** start **
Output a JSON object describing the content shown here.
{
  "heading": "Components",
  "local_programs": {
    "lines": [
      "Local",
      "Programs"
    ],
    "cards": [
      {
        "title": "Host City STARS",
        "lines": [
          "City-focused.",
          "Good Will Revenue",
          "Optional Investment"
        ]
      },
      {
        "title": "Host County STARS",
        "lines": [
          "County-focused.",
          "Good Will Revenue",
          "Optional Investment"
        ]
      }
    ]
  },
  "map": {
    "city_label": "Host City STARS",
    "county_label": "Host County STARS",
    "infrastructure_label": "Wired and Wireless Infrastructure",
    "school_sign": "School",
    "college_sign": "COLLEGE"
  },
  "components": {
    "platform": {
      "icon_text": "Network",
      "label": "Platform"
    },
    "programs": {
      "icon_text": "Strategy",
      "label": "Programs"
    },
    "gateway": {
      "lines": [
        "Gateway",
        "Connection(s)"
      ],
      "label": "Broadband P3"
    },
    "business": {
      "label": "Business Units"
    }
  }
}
** end **
### WHAT YOU WILL DO
Quote every line of the data, word for word.

### EXERCISE RESULT
Output a JSON object describing the content shown here.
{
  "heading": "Components",
  "local_programs": {
    "lines": [
      "Local",
      "Programs"
    ],
    "cards": [
      {
        "title": "Host City STARS",
        "lines": [
          "City-focused.",
          "Good Will Revenue",
          "Optional Investment"
        ]
      },
      {
        "title": "Host County STARS",
        "lines": [
          "County-focused.",
          "Good Will Revenue",
          "Optional Investment"
        ]
      }
    ]
  },
  "map": {
    "city_label": "Host City STARS",
    "county_label": "Host County STARS",
    "infrastructure_label": "Wired and Wireless Infrastructure",
    "school_sign": "School",
    "college_sign": "COLLEGE"
  },
  "components": {
    "platform": {
      "icon_text": "Network",
      "label": "Platform"
    },
    "programs": {
      "icon_text": "Strategy",
      "label": "Programs"
    },
    "gateway": {
      "lines": [
        "Gateway",
        "Connection(s)"
      ],
      "label": "Broadband P3"
    },
    "business": {
      "label": "Business Units"
    }
  }
}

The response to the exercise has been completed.